▸ What this task involves
Will you print the material below without altering a single character?

▸ Extracted entries
[Begin]
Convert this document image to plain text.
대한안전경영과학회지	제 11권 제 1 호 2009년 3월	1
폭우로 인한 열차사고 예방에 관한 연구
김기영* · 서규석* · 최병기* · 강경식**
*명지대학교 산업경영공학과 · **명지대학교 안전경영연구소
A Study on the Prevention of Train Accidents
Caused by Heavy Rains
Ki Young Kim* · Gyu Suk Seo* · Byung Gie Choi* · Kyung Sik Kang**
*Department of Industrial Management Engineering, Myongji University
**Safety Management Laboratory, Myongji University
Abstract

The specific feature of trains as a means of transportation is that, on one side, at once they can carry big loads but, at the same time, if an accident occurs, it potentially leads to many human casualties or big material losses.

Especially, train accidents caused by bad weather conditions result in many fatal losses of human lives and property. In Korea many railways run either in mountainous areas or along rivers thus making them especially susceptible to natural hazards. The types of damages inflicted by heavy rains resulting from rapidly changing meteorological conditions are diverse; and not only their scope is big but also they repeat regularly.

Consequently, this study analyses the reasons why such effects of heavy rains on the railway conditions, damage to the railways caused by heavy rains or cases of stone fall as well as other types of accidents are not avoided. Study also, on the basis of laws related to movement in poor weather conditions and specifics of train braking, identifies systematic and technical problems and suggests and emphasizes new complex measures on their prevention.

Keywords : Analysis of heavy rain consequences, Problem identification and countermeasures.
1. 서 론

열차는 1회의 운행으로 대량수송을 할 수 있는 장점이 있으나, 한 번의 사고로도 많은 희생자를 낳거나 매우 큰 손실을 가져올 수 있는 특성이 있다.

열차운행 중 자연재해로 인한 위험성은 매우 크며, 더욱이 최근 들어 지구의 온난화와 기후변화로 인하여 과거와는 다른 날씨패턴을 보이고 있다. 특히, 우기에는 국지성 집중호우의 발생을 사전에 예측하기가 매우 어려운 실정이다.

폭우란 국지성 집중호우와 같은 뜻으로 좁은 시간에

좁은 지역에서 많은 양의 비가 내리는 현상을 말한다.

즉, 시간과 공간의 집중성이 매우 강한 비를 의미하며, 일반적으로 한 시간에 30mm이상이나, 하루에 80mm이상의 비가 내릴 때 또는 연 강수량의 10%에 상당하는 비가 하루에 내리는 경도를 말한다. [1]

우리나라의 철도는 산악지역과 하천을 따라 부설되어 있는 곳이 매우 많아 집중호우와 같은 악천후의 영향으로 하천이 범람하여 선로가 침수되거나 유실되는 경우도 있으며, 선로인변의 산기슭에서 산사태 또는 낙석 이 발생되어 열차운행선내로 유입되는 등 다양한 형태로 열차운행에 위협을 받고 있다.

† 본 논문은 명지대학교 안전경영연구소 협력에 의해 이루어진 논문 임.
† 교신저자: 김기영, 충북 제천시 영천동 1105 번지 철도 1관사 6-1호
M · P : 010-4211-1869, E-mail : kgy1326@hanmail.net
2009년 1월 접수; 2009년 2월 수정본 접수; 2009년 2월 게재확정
[End]
▸ Exercise answer
Convert this document image to plain text.
대한안전경영과학회지	제 11권 제 1 호 2009년 3월	1
폭우로 인한 열차사고 예방에 관한 연구
김기영* · 서규석* · 최병기* · 강경식**
*명지대학교 산업경영공학과 · **명지대학교 안전경영연구소
A Study on the Prevention of Train Accidents
Caused by Heavy Rains
Ki Young Kim* · Gyu Suk Seo* · Byung Gie Choi* · Kyung Sik Kang**
*Department of Industrial Management Engineering, Myongji University
**Safety Management Laboratory, Myongji University
Abstract

The specific feature of trains as a means of transportation is that, on one side, at once they can carry big loads but, at the same time, if an accident occurs, it potentially leads to many human casualties or big material losses.

Especially, train accidents caused by bad weather conditions result in many fatal losses of human lives and property. In Korea many railways run either in mountainous areas or along rivers thus making them especially susceptible to natural hazards. The types of damages inflicted by heavy rains resulting from rapidly changing meteorological conditions are diverse; and not only their scope is big but also they repeat regularly.

Consequently, this study analyses the reasons why such effects of heavy rains on the railway conditions, damage to the railways caused by heavy rains or cases of stone fall as well as other types of accidents are not avoided. Study also, on the basis of laws related to movement in poor weather conditions and specifics of train braking, identifies systematic and technical problems and suggests and emphasizes new complex measures on their prevention.

Keywords : Analysis of heavy rain consequences, Problem identification and countermeasures.
1. 서 론

열차는 1회의 운행으로 대량수송을 할 수 있는 장점이 있으나, 한 번의 사고로도 많은 희생자를 낳거나 매우 큰 손실을 가져올 수 있는 특성이 있다.

열차운행 중 자연재해로 인한 위험성은 매우 크며, 더욱이 최근 들어 지구의 온난화와 기후변화로 인하여 과거와는 다른 날씨패턴을 보이고 있다. 특히, 우기에는 국지성 집중호우의 발생을 사전에 예측하기가 매우 어려운 실정이다.

폭우란 국지성 집중호우와 같은 뜻으로 좁은 시간에

좁은 지역에서 많은 양의 비가 내리는 현상을 말한다.

즉, 시간과 공간의 집중성이 매우 강한 비를 의미하며, 일반적으로 한 시간에 30mm이상이나, 하루에 80mm이상의 비가 내릴 때 또는 연 강수량의 10%에 상당하는 비가 하루에 내리는 경도를 말한다. [1]

우리나라의 철도는 산악지역과 하천을 따라 부설되어 있는 곳이 매우 많아 집중호우와 같은 악천후의 영향으로 하천이 범람하여 선로가 침수되거나 유실되는 경우도 있으며, 선로인변의 산기슭에서 산사태 또는 낙석 이 발생되어 열차운행선내로 유입되는 등 다양한 형태로 열차운행에 위협을 받고 있다.

† 본 논문은 명지대학교 안전경영연구소 협력에 의해 이루어진 논문 임.
† 교신저자: 김기영, 충북 제천시 영천동 1105 번지 철도 1관사 6-1호
M · P : 010-4211-1869, E-mail : kgy1326@hanmail.net
2009년 1월 접수; 2009년 2월 수정본 접수; 2009년 2월 게재확정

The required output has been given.